# [WRITTEN EXERCISE]
Locate each line with the string "document" in the listing below and copy it.

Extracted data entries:

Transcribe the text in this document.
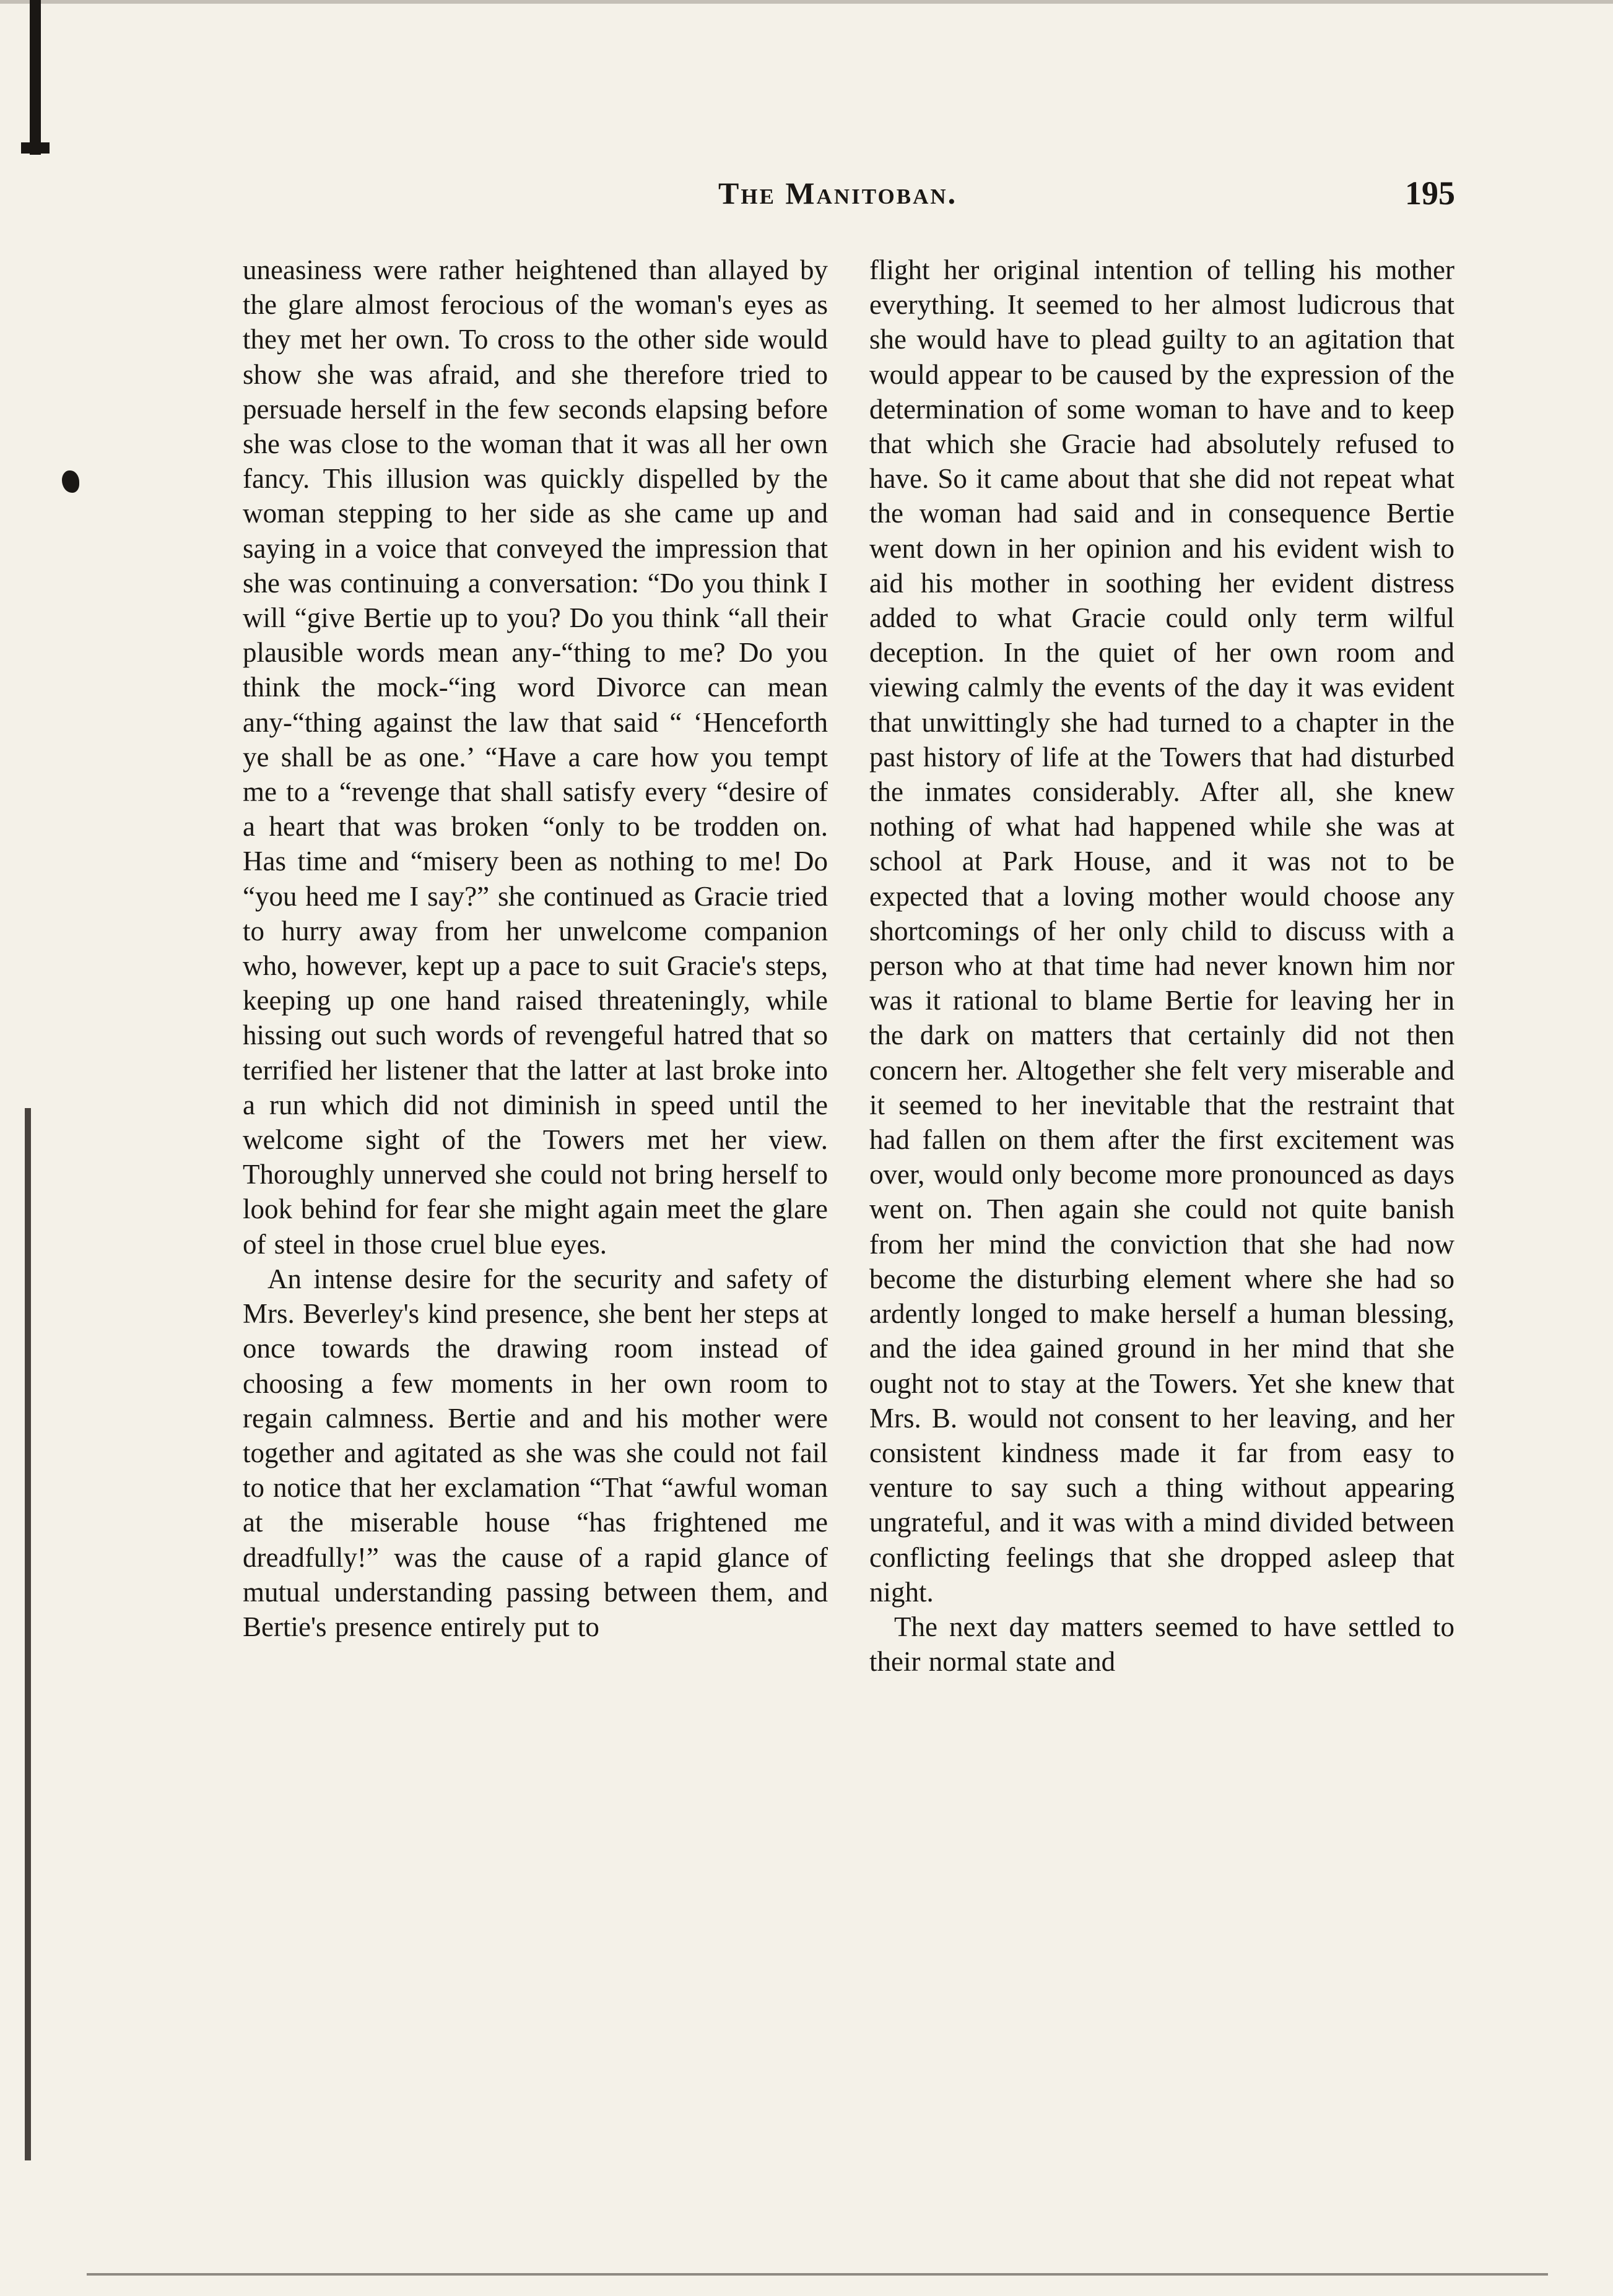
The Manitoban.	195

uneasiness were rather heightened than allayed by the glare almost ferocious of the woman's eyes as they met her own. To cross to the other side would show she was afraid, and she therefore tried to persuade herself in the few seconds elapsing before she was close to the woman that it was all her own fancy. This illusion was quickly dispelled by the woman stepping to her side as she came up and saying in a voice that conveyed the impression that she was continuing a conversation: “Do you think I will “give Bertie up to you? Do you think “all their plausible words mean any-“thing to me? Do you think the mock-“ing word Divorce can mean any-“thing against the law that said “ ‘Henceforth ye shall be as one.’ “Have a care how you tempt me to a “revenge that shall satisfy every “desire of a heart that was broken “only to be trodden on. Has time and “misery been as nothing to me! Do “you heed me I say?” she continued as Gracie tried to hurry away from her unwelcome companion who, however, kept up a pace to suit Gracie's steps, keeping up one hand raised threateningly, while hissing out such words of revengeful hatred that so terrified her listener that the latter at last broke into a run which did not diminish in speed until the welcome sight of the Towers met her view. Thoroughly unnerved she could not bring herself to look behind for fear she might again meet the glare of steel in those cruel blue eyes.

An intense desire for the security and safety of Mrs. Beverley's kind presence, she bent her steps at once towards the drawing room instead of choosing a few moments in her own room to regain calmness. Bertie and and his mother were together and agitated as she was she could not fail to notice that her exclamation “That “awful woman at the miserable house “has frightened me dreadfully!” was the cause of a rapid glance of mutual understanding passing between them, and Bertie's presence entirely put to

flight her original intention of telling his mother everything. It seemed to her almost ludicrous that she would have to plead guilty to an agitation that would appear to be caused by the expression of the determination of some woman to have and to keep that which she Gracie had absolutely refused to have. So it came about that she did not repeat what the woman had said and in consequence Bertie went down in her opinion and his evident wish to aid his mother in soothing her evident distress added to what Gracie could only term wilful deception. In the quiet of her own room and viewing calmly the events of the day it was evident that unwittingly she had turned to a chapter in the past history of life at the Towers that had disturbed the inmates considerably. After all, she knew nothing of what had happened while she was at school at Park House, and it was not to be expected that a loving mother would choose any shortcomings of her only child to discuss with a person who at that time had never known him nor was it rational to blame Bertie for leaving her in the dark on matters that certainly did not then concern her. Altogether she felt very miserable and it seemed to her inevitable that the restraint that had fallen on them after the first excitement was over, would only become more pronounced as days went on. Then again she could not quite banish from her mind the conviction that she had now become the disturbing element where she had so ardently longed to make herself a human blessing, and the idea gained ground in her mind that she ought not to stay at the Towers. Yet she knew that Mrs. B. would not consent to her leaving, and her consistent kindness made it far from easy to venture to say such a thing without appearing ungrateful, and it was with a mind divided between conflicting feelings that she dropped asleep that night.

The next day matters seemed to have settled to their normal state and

==

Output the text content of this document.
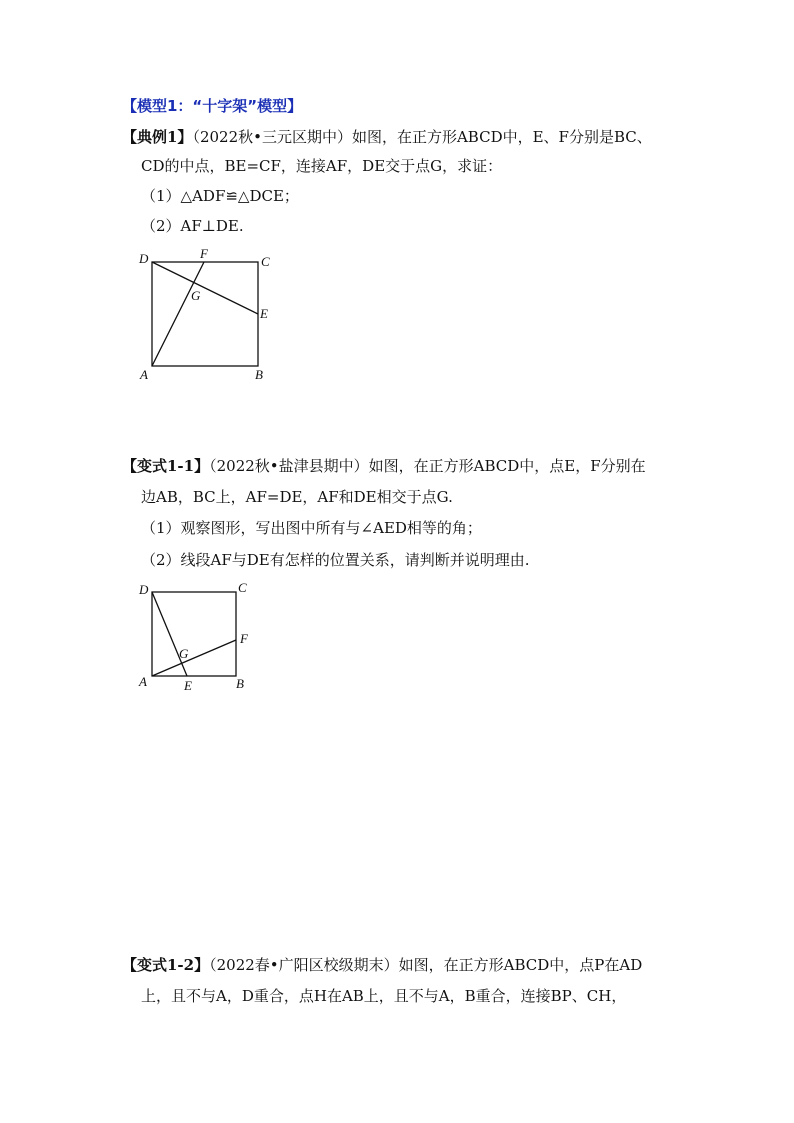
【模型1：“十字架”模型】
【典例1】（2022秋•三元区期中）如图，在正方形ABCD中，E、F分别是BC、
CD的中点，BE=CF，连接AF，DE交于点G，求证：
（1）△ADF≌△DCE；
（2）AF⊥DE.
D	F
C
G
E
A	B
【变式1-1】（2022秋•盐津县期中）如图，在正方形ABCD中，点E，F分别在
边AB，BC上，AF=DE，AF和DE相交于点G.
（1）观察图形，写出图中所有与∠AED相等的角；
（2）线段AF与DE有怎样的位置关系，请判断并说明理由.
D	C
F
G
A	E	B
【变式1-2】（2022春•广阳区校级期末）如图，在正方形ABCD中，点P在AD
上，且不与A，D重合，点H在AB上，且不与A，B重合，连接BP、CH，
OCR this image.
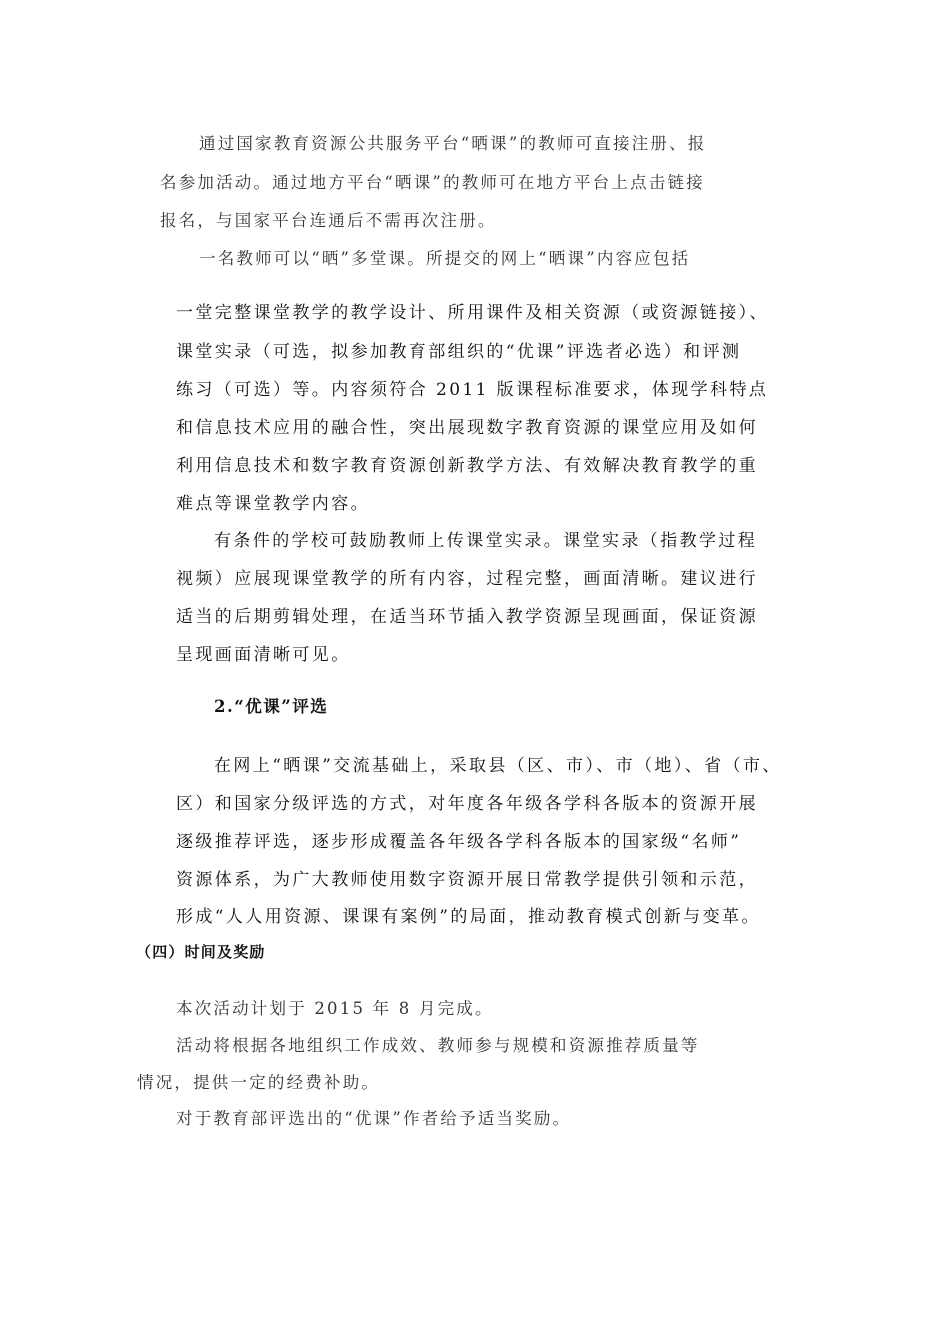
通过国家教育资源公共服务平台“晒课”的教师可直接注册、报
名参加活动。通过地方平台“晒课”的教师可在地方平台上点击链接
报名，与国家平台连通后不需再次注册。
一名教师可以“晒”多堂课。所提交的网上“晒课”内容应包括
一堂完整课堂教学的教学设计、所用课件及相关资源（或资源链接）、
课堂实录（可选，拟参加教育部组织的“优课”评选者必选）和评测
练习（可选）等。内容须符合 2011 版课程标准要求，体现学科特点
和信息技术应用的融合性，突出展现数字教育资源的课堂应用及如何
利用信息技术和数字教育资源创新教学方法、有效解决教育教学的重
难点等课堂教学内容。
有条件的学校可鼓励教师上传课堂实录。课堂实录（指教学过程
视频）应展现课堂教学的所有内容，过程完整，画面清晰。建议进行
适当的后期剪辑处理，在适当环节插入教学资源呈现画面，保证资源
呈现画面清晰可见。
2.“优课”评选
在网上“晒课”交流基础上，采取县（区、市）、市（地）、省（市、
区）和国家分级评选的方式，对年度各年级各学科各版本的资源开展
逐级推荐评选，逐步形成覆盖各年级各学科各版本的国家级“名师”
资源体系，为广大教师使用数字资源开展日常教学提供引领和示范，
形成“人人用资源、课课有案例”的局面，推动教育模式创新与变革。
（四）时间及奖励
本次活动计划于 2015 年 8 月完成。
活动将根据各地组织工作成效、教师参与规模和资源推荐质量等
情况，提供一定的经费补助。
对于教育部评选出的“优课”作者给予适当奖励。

* * *

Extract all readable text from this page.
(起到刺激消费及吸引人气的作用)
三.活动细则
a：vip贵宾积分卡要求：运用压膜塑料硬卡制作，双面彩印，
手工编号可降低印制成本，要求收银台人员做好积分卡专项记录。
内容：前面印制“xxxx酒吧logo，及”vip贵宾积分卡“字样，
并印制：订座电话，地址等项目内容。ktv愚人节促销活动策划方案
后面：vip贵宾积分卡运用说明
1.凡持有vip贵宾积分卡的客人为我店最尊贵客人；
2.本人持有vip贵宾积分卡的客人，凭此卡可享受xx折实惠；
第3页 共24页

# [WORKED ANSWER]
Transcribe the text in this document.
Output the text content of this document.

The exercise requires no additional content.